_Your instructions_:
Return all of the data exactly, with nothing left out but the pictures.

# # #

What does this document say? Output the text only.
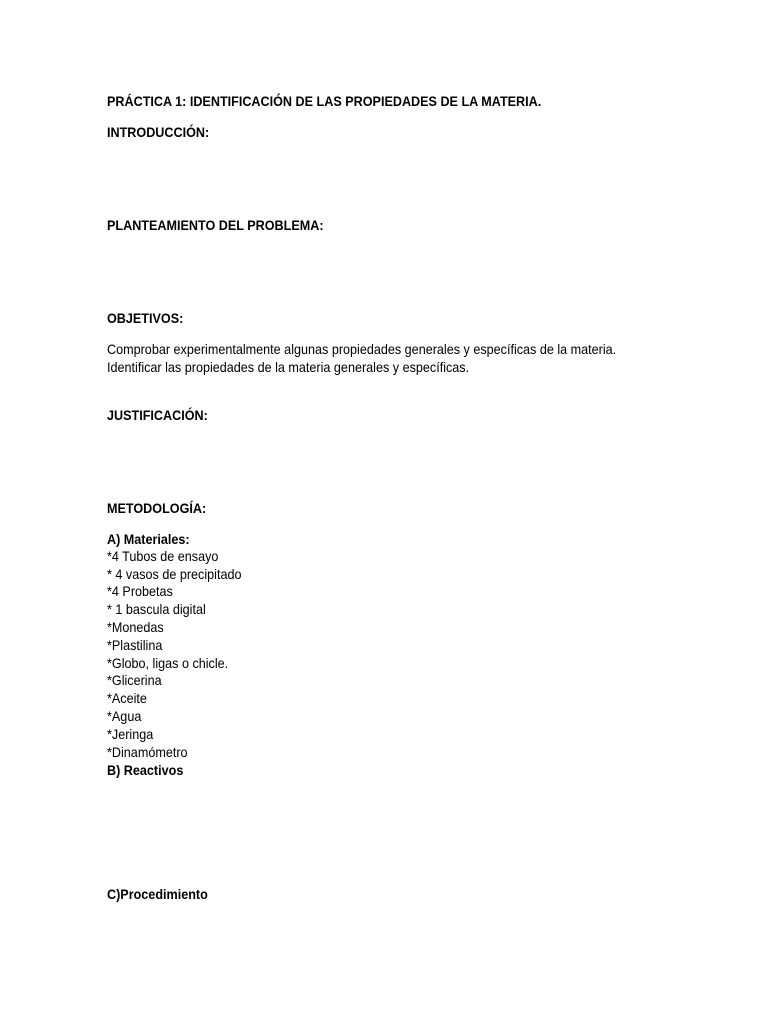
PRÁCTICA 1: IDENTIFICACIÓN DE LAS PROPIEDADES DE LA MATERIA.
INTRODUCCIÓN:
PLANTEAMIENTO DEL PROBLEMA:
OBJETIVOS:
Comprobar experimentalmente algunas propiedades generales y específicas de la materia.
Identificar las propiedades de la materia generales y específicas.
JUSTIFICACIÓN:
METODOLOGÍA:
A) Materiales:
*4 Tubos de ensayo
* 4 vasos de precipitado
*4 Probetas
* 1 bascula digital
*Monedas
*Plastilina
*Globo, ligas o chicle.
*Glicerina
*Aceite
*Agua
*Jeringa
*Dinamómetro
B) Reactivos
C)Procedimiento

# # #

_Completed task_:
What does this document say? Output the text only.
PRÁCTICA 1: IDENTIFICACIÓN DE LAS PROPIEDADES DE LA MATERIA.
INTRODUCCIÓN:
PLANTEAMIENTO DEL PROBLEMA:
OBJETIVOS:
Comprobar experimentalmente algunas propiedades generales y específicas de la materia.
Identificar las propiedades de la materia generales y específicas.
JUSTIFICACIÓN:
METODOLOGÍA:
A) Materiales:
*4 Tubos de ensayo
* 4 vasos de precipitado
*4 Probetas
* 1 bascula digital
*Monedas
*Plastilina
*Globo, ligas o chicle.
*Glicerina
*Aceite
*Agua
*Jeringa
*Dinamómetro
B) Reactivos
C)Procedimiento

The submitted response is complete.